[Records that describe figures]
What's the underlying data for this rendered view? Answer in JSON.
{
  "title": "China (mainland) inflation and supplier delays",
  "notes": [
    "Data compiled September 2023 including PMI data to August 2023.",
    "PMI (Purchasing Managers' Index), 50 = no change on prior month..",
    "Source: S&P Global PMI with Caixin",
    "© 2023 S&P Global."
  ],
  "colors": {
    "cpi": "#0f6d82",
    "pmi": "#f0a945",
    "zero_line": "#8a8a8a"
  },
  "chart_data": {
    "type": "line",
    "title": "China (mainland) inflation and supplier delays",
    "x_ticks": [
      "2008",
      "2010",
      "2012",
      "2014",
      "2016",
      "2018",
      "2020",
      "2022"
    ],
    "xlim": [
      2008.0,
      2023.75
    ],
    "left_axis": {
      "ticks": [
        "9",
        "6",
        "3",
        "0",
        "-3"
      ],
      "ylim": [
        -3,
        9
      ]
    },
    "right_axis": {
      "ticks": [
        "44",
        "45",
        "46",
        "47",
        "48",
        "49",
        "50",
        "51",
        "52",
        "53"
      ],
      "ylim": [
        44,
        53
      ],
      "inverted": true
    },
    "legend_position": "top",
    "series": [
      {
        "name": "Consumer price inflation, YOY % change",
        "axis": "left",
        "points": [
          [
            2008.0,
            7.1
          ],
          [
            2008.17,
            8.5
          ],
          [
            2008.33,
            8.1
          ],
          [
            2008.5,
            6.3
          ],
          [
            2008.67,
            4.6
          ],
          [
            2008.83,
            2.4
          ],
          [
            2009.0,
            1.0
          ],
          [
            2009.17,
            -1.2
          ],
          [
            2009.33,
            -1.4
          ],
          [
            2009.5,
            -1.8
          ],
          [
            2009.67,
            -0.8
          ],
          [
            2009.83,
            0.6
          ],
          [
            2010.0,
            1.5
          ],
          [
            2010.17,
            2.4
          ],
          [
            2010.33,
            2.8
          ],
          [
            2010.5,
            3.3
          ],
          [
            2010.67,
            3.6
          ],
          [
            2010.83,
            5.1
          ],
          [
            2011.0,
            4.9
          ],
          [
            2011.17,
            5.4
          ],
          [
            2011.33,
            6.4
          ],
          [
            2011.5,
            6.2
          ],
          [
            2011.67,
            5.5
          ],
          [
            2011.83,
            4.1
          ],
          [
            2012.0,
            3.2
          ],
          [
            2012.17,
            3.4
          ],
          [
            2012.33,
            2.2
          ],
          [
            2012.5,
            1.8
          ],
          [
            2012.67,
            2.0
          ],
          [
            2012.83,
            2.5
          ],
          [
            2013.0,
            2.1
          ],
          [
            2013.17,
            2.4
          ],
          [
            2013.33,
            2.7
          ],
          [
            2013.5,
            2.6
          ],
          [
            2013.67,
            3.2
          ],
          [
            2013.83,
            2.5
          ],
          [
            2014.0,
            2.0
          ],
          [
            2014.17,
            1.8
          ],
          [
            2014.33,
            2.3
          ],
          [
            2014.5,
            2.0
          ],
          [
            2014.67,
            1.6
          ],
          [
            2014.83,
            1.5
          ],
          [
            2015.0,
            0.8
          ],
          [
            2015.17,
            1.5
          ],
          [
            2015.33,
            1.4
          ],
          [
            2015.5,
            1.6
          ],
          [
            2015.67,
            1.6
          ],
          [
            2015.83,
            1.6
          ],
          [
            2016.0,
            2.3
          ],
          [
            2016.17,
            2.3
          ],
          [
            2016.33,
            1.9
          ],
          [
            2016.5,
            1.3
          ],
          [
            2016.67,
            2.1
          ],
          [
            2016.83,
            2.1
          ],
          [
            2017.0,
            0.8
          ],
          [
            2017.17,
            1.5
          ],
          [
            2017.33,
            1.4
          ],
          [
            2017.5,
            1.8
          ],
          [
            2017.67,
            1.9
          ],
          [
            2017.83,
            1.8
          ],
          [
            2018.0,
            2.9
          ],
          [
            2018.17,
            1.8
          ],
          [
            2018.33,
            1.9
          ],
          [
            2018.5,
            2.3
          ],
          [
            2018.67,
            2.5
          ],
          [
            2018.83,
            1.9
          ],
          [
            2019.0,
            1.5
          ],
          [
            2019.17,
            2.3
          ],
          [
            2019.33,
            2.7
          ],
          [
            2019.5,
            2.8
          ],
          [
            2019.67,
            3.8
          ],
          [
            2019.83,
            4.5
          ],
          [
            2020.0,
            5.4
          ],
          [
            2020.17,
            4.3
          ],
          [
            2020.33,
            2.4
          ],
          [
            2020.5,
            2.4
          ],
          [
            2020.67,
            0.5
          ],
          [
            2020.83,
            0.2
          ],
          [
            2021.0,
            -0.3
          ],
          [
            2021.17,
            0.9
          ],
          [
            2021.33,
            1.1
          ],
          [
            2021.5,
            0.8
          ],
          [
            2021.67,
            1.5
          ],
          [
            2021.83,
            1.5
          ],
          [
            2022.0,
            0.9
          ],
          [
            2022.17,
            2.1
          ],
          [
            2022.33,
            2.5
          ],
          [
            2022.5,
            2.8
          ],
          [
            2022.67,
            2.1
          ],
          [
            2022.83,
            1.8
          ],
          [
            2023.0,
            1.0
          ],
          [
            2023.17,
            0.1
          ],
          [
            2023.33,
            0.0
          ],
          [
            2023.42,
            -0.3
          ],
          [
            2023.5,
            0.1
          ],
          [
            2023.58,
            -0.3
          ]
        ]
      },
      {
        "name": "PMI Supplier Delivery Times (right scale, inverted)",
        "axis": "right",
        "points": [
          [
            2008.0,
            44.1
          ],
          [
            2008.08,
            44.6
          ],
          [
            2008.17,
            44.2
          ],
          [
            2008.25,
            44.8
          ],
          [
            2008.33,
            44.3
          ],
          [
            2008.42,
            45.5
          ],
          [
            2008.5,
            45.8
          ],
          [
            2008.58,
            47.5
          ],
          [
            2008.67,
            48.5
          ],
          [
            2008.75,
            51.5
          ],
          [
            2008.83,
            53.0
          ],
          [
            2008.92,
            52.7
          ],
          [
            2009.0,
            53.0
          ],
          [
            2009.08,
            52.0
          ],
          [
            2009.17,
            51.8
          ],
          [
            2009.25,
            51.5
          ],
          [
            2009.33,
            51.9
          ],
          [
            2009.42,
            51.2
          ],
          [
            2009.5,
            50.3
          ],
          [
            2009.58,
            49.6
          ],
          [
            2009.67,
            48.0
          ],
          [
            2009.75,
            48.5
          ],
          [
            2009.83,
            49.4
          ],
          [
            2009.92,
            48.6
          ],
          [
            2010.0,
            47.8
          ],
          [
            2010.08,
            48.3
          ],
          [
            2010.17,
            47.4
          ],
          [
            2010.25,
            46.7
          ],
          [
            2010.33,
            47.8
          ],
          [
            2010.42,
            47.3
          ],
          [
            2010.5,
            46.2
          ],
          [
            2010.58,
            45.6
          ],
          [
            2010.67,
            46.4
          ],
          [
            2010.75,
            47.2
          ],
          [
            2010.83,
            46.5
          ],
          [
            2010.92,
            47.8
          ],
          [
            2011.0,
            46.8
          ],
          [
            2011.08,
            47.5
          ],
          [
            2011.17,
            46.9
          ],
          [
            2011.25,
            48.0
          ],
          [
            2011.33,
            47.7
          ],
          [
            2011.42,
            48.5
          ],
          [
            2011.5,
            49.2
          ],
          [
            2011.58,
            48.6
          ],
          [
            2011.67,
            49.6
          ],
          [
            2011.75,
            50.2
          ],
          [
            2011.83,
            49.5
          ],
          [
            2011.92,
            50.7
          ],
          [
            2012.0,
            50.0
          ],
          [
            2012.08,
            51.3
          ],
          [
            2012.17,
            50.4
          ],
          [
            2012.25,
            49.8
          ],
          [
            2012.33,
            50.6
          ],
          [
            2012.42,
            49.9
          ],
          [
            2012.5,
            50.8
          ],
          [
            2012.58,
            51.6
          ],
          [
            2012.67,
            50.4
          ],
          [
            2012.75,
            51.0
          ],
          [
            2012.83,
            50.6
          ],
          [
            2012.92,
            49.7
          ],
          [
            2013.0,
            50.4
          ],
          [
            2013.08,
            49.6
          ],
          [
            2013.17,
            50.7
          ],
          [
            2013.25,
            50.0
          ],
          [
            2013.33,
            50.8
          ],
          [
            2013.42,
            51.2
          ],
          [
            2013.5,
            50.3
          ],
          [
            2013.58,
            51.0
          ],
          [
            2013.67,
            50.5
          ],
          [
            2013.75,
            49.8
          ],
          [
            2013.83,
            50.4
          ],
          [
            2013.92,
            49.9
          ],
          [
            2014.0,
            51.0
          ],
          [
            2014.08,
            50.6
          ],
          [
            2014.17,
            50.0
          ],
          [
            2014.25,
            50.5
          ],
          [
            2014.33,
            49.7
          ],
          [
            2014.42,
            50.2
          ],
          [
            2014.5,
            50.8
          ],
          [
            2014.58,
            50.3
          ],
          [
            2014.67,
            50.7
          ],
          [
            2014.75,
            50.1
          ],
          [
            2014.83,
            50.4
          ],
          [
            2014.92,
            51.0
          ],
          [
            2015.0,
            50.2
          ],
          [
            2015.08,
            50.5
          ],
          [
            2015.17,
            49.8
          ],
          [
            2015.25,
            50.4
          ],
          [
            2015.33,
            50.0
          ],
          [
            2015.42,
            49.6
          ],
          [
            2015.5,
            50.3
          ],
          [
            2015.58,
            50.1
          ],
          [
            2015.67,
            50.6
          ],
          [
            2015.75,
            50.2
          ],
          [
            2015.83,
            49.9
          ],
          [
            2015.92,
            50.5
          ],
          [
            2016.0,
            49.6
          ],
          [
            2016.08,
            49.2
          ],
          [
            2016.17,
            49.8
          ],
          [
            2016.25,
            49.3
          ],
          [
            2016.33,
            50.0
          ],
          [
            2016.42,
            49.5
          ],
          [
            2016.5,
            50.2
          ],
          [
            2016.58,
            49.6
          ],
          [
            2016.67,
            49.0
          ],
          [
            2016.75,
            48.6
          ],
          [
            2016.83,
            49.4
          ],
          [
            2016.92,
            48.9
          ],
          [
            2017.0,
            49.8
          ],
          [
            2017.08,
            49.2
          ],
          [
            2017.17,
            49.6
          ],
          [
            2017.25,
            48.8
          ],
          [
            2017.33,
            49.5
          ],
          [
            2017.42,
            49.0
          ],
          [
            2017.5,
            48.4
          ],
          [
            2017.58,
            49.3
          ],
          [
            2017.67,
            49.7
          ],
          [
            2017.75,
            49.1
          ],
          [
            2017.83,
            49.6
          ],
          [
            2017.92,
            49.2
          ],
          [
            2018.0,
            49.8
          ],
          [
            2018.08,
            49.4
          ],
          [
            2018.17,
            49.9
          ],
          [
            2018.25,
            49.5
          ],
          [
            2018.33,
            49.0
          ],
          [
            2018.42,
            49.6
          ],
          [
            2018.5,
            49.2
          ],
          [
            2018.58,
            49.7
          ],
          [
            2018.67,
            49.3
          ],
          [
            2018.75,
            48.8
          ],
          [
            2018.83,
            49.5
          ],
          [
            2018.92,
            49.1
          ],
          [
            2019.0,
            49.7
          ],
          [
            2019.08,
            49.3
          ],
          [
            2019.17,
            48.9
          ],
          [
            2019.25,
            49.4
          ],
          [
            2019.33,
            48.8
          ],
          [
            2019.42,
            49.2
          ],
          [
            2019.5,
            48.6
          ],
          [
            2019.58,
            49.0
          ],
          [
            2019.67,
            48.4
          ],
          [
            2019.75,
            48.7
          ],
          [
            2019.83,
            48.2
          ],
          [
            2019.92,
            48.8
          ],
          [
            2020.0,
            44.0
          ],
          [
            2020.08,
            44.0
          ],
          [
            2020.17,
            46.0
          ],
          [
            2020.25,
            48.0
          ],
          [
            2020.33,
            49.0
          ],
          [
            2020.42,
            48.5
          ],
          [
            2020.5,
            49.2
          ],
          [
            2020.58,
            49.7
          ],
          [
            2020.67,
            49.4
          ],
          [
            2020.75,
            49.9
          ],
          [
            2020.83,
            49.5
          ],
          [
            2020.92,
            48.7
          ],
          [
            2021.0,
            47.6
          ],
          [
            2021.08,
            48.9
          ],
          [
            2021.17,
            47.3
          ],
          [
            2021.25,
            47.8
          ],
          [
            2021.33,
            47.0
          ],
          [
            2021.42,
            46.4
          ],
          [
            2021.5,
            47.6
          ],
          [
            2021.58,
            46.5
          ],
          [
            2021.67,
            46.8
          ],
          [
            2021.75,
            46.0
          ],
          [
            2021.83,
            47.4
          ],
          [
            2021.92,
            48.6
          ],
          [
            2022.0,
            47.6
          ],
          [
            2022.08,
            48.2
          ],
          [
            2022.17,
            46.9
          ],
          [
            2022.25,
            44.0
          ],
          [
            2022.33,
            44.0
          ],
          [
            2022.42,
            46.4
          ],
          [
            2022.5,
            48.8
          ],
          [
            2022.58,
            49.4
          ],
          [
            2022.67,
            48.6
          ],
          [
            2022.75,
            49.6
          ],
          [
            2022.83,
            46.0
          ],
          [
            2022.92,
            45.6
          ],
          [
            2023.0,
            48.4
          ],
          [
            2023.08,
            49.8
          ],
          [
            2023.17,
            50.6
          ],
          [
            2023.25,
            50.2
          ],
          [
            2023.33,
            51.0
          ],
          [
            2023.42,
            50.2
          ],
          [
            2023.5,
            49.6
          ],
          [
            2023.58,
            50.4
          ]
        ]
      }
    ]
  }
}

## WHAT THE TASK ASKS
Count the lines in which the string "change" appears, then report only that figure.

## CORRECT RESULT
2